* What you have to do:
Search the data for the word "iniziale" and copy every line that contains it.

* Provided records:
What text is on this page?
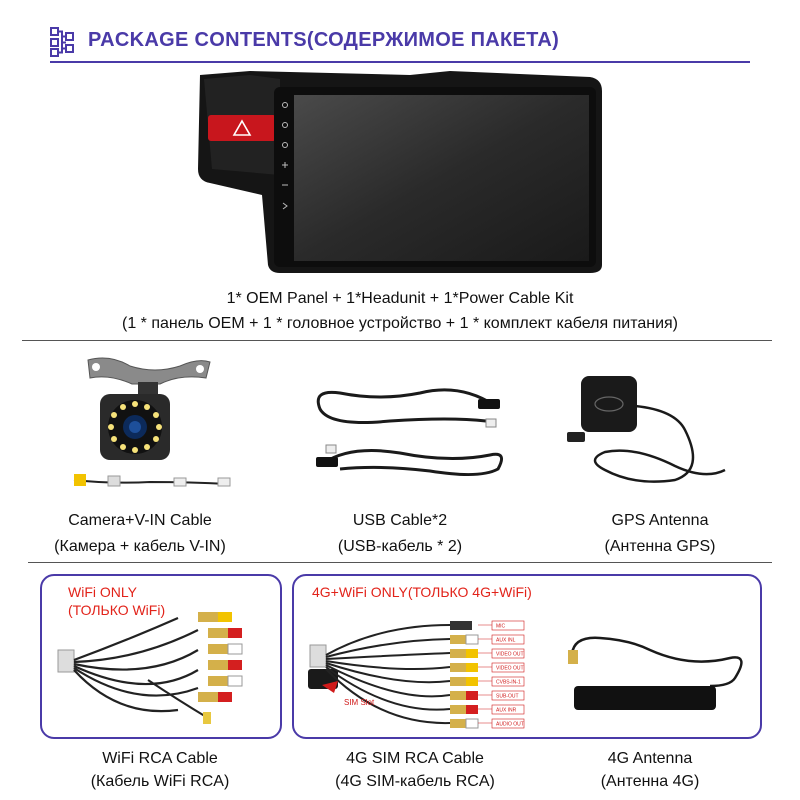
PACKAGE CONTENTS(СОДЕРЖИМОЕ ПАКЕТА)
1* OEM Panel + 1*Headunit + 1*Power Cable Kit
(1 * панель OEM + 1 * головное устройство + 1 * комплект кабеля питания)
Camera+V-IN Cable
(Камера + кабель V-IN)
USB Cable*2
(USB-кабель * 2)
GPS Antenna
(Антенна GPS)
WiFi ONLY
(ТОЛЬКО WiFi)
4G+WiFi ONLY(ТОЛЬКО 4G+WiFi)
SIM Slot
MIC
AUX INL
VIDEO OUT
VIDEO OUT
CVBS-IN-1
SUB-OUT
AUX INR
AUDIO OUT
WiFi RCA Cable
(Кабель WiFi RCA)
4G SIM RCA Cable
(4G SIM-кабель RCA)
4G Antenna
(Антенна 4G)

==

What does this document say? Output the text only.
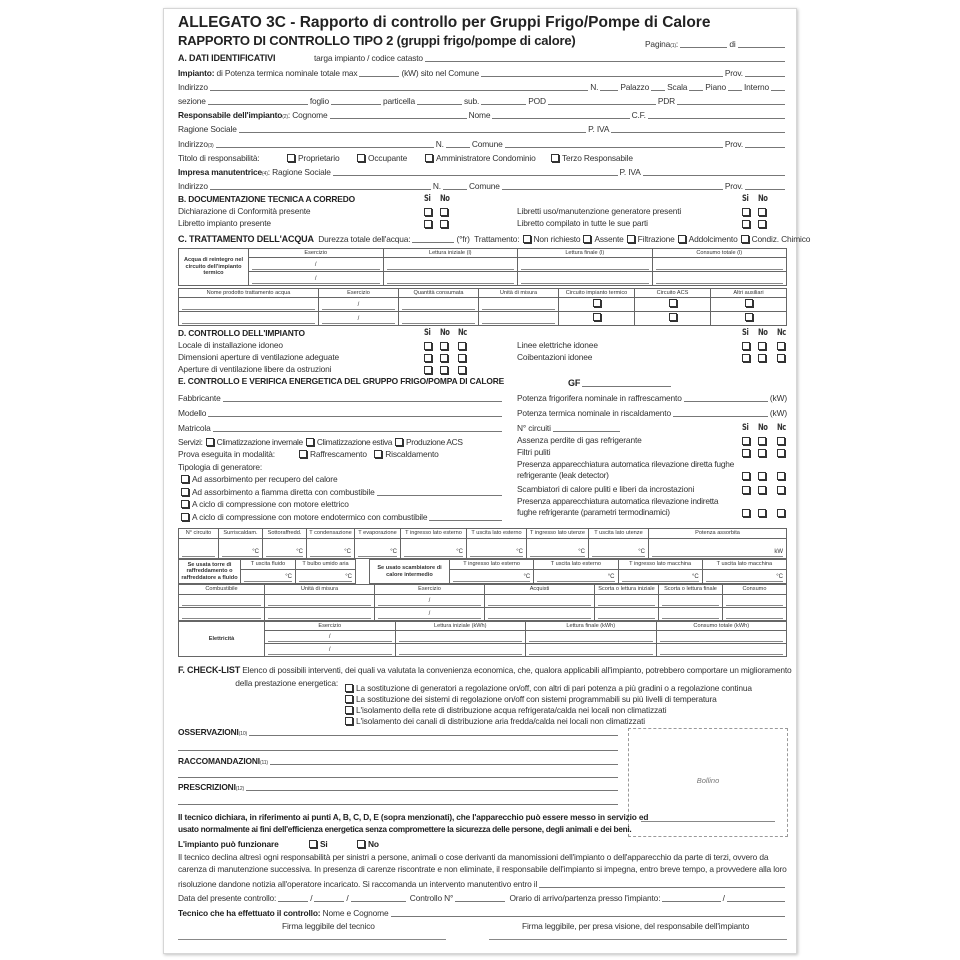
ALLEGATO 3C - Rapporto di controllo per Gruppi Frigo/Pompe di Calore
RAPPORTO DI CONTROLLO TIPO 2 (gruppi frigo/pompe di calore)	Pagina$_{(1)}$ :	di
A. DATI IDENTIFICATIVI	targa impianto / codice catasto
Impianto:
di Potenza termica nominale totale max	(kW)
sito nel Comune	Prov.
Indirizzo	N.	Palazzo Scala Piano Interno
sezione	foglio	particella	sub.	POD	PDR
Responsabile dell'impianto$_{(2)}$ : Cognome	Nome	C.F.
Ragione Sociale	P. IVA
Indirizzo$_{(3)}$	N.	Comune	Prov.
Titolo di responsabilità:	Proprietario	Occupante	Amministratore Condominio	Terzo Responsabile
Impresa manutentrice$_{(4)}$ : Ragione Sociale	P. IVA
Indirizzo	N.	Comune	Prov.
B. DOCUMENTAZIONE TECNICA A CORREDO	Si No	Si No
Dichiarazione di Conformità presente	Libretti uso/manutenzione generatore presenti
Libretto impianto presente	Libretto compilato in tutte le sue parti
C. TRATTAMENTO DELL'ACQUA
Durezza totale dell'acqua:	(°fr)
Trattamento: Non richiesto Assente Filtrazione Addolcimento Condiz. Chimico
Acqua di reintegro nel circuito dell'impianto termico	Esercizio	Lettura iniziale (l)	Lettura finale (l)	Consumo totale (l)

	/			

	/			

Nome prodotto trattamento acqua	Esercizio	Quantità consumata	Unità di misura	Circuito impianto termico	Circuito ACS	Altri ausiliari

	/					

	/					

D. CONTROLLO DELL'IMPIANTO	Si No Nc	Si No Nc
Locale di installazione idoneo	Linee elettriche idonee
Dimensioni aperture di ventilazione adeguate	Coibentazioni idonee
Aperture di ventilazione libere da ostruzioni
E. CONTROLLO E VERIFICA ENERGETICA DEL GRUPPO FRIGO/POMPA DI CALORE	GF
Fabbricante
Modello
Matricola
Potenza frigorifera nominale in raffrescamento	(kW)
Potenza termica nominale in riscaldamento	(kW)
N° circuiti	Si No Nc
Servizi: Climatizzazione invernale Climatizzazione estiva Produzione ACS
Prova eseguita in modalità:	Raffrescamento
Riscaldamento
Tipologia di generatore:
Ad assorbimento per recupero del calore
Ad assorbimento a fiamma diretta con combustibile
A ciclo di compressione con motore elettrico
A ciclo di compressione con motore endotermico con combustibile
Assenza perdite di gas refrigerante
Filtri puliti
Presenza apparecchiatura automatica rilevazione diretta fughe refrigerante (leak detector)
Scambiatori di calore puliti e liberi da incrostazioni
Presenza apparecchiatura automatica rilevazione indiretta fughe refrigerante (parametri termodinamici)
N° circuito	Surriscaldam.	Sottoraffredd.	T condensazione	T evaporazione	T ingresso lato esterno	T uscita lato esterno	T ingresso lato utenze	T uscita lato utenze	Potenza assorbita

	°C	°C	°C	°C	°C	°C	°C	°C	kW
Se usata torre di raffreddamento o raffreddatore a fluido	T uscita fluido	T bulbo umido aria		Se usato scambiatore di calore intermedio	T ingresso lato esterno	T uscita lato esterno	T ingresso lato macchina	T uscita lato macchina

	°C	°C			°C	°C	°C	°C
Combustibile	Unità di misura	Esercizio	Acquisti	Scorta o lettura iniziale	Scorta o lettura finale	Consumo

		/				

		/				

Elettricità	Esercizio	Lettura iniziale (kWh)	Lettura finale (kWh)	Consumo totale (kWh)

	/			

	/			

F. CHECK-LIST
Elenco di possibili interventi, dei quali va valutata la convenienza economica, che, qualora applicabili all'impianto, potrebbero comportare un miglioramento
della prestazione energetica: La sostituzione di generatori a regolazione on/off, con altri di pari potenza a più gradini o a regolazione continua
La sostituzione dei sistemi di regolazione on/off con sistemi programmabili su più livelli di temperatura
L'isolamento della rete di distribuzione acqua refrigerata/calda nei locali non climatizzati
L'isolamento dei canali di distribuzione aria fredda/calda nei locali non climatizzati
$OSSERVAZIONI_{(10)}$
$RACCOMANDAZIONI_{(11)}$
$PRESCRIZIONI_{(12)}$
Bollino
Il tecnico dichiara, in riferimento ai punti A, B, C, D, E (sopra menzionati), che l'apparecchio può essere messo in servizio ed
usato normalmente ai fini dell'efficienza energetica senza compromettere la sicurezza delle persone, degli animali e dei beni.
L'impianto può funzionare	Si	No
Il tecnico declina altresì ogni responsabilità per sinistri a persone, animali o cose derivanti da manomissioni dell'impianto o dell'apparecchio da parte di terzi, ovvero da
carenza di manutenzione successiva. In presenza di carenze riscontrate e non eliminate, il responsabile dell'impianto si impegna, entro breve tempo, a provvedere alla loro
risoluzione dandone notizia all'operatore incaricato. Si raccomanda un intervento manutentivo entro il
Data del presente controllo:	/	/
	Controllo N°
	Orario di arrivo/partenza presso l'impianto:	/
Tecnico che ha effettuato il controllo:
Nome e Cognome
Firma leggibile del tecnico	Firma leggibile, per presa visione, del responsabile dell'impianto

* Result of this task:
Acqua di reintegro nel circuito dell'impianto termico	Esercizio	Lettura iniziale (l)	Lettura finale (l)	Consumo totale (l)
Combustibile	Unità di misura	Esercizio	Acquisti	Scorta o lettura iniziale	Scorta o lettura finale	Consumo
Elettricità	Esercizio	Lettura iniziale (kWh)	Lettura finale (kWh)	Consumo totale (kWh)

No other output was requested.